===== Listed entries
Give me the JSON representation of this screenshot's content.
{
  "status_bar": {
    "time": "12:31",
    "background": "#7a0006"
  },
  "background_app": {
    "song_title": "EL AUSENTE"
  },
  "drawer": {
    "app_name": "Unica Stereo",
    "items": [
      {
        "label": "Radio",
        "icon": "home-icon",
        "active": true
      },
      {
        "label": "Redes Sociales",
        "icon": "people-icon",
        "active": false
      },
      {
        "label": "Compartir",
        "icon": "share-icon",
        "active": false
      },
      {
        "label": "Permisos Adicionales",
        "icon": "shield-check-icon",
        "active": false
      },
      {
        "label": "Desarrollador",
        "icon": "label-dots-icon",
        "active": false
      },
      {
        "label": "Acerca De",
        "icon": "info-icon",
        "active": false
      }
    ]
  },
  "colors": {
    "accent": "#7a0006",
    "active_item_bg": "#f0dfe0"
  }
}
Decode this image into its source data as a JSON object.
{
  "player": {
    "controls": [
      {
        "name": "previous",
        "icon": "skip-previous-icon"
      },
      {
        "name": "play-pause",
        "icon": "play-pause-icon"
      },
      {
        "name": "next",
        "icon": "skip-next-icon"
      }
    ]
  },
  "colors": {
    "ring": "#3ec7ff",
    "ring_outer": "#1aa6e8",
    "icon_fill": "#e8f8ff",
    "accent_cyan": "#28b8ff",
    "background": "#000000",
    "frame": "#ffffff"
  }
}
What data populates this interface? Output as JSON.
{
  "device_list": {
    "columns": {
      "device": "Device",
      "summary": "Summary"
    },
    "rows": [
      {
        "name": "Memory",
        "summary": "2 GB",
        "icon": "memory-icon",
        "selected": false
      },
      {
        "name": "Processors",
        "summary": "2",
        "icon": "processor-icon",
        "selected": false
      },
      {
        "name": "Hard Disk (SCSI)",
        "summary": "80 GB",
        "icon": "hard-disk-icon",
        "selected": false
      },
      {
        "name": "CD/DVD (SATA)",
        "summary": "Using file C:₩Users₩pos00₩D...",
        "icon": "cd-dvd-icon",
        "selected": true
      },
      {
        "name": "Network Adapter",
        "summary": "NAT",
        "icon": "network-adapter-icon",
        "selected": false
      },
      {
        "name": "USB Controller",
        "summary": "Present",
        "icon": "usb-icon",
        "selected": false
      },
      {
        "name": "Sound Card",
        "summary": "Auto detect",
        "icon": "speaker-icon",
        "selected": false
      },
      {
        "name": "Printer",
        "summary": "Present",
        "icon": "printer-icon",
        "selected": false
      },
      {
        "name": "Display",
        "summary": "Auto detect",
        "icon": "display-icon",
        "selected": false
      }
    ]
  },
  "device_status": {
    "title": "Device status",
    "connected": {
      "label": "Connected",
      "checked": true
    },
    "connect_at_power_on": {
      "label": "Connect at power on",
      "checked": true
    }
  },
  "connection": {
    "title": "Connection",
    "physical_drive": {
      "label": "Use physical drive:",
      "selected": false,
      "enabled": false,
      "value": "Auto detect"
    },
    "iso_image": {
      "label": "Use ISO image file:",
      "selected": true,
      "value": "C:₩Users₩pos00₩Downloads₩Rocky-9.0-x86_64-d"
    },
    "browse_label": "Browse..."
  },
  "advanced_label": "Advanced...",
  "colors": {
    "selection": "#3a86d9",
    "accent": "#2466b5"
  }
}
==========
__What this task involves__.
Return every line exactly.

__Finished task__.
Give me the JSON representation of this screenshot's content.
{
  "status_bar": {
    "time": "12:31",
    "background": "#7a0006"
  },
  "background_app": {
    "song_title": "EL AUSENTE"
  },
  "drawer": {
    "app_name": "Unica Stereo",
    "items": [
      {
        "label": "Radio",
        "icon": "home-icon",
        "active": true
      },
      {
        "label": "Redes Sociales",
        "icon": "people-icon",
        "active": false
      },
      {
        "label": "Compartir",
        "icon": "share-icon",
        "active": false
      },
      {
        "label": "Permisos Adicionales",
        "icon": "shield-check-icon",
        "active": false
      },
      {
        "label": "Desarrollador",
        "icon": "label-dots-icon",
        "active": false
      },
      {
        "label": "Acerca De",
        "icon": "info-icon",
        "active": false
      }
    ]
  },
  "colors": {
    "accent": "#7a0006",
    "active_item_bg": "#f0dfe0"
  }
}
Decode this image into its source data as a JSON object.
{
  "player": {
    "controls": [
      {
        "name": "previous",
        "icon": "skip-previous-icon"
      },
      {
        "name": "play-pause",
        "icon": "play-pause-icon"
      },
      {
        "name": "next",
        "icon": "skip-next-icon"
      }
    ]
  },
  "colors": {
    "ring": "#3ec7ff",
    "ring_outer": "#1aa6e8",
    "icon_fill": "#e8f8ff",
    "accent_cyan": "#28b8ff",
    "background": "#000000",
    "frame": "#ffffff"
  }
}
What data populates this interface? Output as JSON.
{
  "device_list": {
    "columns": {
      "device": "Device",
      "summary": "Summary"
    },
    "rows": [
      {
        "name": "Memory",
        "summary": "2 GB",
        "icon": "memory-icon",
        "selected": false
      },
      {
        "name": "Processors",
        "summary": "2",
        "icon": "processor-icon",
        "selected": false
      },
      {
        "name": "Hard Disk (SCSI)",
        "summary": "80 GB",
        "icon": "hard-disk-icon",
        "selected": false
      },
      {
        "name": "CD/DVD (SATA)",
        "summary": "Using file C:₩Users₩pos00₩D...",
        "icon": "cd-dvd-icon",
        "selected": true
      },
      {
        "name": "Network Adapter",
        "summary": "NAT",
        "icon": "network-adapter-icon",
        "selected": false
      },
      {
        "name": "USB Controller",
        "summary": "Present",
        "icon": "usb-icon",
        "selected": false
      },
      {
        "name": "Sound Card",
        "summary": "Auto detect",
        "icon": "speaker-icon",
        "selected": false
      },
      {
        "name": "Printer",
        "summary": "Present",
        "icon": "printer-icon",
        "selected": false
      },
      {
        "name": "Display",
        "summary": "Auto detect",
        "icon": "display-icon",
        "selected": false
      }
    ]
  },
  "device_status": {
    "title": "Device status",
    "connected": {
      "label": "Connected",
      "checked": true
    },
    "connect_at_power_on": {
      "label": "Connect at power on",
      "checked": true
    }
  },
  "connection": {
    "title": "Connection",
    "physical_drive": {
      "label": "Use physical drive:",
      "selected": false,
      "enabled": false,
      "value": "Auto detect"
    },
    "iso_image": {
      "label": "Use ISO image file:",
      "selected": true,
      "value": "C:₩Users₩pos00₩Downloads₩Rocky-9.0-x86_64-d"
    },
    "browse_label": "Browse..."
  },
  "advanced_label": "Advanced...",
  "colors": {
    "selection": "#3a86d9",
    "accent": "#2466b5"
  }
}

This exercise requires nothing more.